**Text to read**.
Summary
In Tinley vs. Todd, 2 Harr. 290, the exception to the record was, "that no warrant or summons was issued or served, according to the act of assembly in such case made and provided."
Summary of this case from Deputy v. BettsOpinion
Fall Sessions, 1837.
CERTIORARI to Justice Harper.
Laws, for plaintiff in error.
Bates, for defendant.
The first exception to the record in this case was, "that no warrant or summons was issued and served on the said Stringer L. Tinley according to the act of assembly in such case made and provided."
The summons was in proper form, and concluded as usual, "witness the hand and seal of the said justice," c., but the seal was omitted after the justice's name. This error was pointed out; but. The Court said the exception is itself too general. The omission of the seal may be and probably is an error in copying the record; and if the exception had pointed it out the other side might have alledged diminution and obtained a further return.
2d exception. Because the oath of the constable, verifying his return to the summons, was not signed by him.
The record supported this objection, and a question arose whether the defendant in error might not yet alledge diminution. The 36th rule of court requires that "the appellant shall file particular exceptions or causes of diminution by the first Friday of the term to which to certiorari is returned;" but is the respondent limited to the same time? He cannot know in what respect the record is diminished until after exceptions filed. The record here was returned to the present term; the exceptions were filed the day before yesterday; and as there was a probability that the error pointed out was merely a clerical one, the court inclined to allow the respondent further time to procure a more accurate return if he found that an allegation of diminution would avail him any thing.

**Short problem 1**.
Answer these from the case report, one line each:
(a) In what sessions and year was the case heard?
(b) Who appeared for the defendant?
(c) What did the second exception say about the constable's oath?
**Short problem 2**. Copy out the listing exactly, starting with its first line and going on through the line that contains "news-item[interactable]: · 五一特斯拉免费体验EAP!".

**Recorded data**.

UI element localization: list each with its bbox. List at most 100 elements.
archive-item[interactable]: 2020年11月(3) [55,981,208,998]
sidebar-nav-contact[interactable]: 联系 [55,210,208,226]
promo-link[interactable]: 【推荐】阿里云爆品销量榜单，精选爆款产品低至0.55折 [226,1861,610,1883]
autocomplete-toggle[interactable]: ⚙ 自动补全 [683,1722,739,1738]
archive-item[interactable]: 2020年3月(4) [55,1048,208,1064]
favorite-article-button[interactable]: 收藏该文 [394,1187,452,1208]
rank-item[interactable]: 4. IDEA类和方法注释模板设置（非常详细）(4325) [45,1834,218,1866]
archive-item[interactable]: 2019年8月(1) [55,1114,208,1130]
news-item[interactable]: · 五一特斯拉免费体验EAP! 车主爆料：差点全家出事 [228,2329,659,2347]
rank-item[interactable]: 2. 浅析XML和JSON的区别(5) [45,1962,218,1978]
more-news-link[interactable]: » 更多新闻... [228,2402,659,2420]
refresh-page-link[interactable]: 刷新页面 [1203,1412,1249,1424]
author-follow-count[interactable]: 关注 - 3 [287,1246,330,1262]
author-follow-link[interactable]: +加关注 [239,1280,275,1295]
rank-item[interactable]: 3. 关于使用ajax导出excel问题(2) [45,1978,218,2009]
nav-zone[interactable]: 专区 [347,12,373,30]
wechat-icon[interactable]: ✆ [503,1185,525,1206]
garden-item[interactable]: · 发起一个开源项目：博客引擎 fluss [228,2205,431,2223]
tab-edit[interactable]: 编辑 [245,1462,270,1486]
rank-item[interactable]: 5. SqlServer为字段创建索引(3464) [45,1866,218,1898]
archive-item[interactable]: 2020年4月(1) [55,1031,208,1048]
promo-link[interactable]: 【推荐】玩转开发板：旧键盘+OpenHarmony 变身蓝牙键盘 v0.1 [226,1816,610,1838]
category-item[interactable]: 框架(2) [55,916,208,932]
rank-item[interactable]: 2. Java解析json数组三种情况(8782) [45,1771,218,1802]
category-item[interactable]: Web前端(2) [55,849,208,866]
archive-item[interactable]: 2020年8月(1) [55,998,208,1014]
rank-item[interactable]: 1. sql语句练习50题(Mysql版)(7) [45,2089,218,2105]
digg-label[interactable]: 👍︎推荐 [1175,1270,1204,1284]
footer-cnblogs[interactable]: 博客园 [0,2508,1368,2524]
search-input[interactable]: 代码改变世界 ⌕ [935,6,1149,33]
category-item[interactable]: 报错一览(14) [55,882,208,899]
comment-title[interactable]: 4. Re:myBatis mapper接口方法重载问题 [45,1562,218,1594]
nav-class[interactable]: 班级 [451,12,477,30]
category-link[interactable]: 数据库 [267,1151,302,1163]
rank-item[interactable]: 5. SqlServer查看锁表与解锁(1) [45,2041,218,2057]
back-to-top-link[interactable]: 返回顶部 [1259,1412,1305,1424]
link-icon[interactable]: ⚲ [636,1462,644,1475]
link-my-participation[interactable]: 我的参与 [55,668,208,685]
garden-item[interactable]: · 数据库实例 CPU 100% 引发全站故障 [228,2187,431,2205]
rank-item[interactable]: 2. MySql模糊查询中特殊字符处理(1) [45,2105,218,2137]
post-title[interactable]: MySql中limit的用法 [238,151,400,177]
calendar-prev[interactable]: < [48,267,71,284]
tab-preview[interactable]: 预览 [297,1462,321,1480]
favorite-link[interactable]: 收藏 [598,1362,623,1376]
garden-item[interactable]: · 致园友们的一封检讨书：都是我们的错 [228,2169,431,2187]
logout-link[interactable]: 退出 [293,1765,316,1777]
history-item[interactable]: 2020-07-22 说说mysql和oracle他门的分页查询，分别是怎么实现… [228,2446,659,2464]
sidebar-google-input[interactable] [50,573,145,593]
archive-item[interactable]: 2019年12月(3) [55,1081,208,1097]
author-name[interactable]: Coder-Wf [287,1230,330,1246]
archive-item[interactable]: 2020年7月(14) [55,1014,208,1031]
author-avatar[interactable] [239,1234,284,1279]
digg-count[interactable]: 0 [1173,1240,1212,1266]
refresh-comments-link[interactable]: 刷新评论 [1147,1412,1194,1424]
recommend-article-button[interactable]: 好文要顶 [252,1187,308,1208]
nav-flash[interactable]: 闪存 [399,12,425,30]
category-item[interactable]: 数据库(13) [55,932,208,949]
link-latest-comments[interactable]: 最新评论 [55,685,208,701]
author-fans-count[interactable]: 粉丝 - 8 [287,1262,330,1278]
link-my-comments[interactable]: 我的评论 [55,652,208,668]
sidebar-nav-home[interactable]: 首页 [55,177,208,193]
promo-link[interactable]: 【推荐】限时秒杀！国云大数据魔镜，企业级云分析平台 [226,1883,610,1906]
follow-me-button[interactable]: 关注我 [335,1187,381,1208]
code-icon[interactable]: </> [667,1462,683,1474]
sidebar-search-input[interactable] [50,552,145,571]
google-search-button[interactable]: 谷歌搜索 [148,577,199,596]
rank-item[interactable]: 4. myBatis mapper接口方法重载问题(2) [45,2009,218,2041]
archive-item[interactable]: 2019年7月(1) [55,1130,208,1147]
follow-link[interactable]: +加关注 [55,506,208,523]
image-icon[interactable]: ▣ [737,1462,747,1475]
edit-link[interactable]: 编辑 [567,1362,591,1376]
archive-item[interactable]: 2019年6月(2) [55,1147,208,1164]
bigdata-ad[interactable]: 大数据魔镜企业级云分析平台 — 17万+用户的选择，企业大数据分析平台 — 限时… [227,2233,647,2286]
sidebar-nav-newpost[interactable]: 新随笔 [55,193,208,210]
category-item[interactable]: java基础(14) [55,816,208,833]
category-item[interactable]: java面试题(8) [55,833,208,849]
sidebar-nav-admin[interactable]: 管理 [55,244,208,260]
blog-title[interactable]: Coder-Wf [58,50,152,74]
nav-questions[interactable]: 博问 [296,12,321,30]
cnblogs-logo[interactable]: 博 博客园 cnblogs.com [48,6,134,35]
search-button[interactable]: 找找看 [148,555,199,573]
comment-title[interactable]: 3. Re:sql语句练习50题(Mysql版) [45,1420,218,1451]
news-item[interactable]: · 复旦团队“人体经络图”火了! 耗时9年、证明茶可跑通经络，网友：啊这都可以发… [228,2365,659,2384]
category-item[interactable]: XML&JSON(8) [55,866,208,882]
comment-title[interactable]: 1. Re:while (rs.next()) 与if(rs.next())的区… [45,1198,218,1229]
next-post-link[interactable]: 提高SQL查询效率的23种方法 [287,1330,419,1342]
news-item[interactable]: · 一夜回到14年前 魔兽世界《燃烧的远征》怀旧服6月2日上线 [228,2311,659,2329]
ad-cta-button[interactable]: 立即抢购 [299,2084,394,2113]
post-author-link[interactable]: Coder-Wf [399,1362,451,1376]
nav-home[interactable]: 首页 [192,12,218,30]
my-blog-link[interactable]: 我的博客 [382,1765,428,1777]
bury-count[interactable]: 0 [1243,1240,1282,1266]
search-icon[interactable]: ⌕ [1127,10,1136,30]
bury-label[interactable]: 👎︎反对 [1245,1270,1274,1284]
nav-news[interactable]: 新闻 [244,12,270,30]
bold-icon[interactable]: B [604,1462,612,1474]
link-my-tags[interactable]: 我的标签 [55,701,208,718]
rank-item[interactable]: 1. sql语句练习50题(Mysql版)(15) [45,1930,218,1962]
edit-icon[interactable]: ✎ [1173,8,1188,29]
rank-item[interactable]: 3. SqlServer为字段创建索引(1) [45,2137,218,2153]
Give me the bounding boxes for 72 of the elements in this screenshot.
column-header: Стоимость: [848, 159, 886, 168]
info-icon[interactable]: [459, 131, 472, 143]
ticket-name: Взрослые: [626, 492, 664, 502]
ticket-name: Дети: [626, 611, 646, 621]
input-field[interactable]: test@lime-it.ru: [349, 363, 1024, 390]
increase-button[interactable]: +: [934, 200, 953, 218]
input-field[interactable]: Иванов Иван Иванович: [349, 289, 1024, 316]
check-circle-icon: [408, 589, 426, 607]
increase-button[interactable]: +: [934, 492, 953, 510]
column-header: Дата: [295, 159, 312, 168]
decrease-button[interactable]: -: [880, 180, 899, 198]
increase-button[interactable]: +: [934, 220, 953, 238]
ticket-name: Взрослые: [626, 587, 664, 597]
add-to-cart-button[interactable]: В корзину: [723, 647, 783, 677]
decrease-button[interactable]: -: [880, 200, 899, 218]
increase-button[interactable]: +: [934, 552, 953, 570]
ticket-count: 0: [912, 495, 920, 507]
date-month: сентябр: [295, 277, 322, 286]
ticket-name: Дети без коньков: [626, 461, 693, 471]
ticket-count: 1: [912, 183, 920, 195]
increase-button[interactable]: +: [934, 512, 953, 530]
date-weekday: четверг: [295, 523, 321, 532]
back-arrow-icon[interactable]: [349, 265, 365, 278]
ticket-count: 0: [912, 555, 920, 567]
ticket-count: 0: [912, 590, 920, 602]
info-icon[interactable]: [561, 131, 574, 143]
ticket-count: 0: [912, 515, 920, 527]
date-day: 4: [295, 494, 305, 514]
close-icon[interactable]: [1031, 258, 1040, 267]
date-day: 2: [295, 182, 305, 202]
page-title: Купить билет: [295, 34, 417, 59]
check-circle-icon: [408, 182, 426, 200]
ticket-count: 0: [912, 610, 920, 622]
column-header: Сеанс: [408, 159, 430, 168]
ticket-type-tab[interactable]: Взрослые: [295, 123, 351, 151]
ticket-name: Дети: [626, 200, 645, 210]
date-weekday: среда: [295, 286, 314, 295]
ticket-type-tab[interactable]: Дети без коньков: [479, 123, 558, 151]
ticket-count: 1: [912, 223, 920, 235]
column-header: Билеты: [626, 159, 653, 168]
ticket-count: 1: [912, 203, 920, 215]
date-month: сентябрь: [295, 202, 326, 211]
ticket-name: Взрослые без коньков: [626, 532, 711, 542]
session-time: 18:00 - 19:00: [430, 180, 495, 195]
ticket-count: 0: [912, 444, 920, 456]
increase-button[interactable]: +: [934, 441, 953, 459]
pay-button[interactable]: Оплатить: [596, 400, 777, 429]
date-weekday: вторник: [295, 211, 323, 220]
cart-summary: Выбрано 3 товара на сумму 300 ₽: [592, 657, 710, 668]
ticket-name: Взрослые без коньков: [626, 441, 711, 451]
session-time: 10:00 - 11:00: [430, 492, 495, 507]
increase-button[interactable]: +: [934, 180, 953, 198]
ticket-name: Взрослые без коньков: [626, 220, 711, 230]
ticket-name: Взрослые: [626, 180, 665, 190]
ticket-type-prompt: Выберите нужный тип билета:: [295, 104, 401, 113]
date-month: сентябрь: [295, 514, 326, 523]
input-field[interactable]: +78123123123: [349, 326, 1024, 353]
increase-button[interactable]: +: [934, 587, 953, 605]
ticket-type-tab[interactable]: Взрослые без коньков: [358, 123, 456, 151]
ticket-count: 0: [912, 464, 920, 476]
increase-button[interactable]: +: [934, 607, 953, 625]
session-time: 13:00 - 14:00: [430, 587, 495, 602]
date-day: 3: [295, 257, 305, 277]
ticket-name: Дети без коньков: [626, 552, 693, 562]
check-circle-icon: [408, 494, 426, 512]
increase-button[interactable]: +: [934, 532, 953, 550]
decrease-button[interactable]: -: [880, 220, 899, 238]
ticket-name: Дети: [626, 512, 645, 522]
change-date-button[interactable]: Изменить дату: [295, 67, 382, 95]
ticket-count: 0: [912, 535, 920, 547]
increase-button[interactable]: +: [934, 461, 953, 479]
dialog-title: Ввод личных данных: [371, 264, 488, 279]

**Task solution 1**.
(a) Fall Sessions, 1837.
(b) Bates.
(c) That the oath of the constable, verifying his return to the summons, was not signed by him.

**Task solution 2**.
UI element localization: list each with its bbox. List at most 100 elements.
archive-item[interactable]: 2020年11月(3) [55,981,208,998]
sidebar-nav-contact[interactable]: 联系 [55,210,208,226]
promo-link[interactable]: 【推荐】阿里云爆品销量榜单，精选爆款产品低至0.55折 [226,1861,610,1883]
autocomplete-toggle[interactable]: ⚙ 自动补全 [683,1722,739,1738]
archive-item[interactable]: 2020年3月(4) [55,1048,208,1064]
favorite-article-button[interactable]: 收藏该文 [394,1187,452,1208]
rank-item[interactable]: 4. IDEA类和方法注释模板设置（非常详细）(4325) [45,1834,218,1866]
archive-item[interactable]: 2019年8月(1) [55,1114,208,1130]
news-item[interactable]: · 五一特斯拉免费体验EAP! 车主爆料：差点全家出事 [228,2329,659,2347]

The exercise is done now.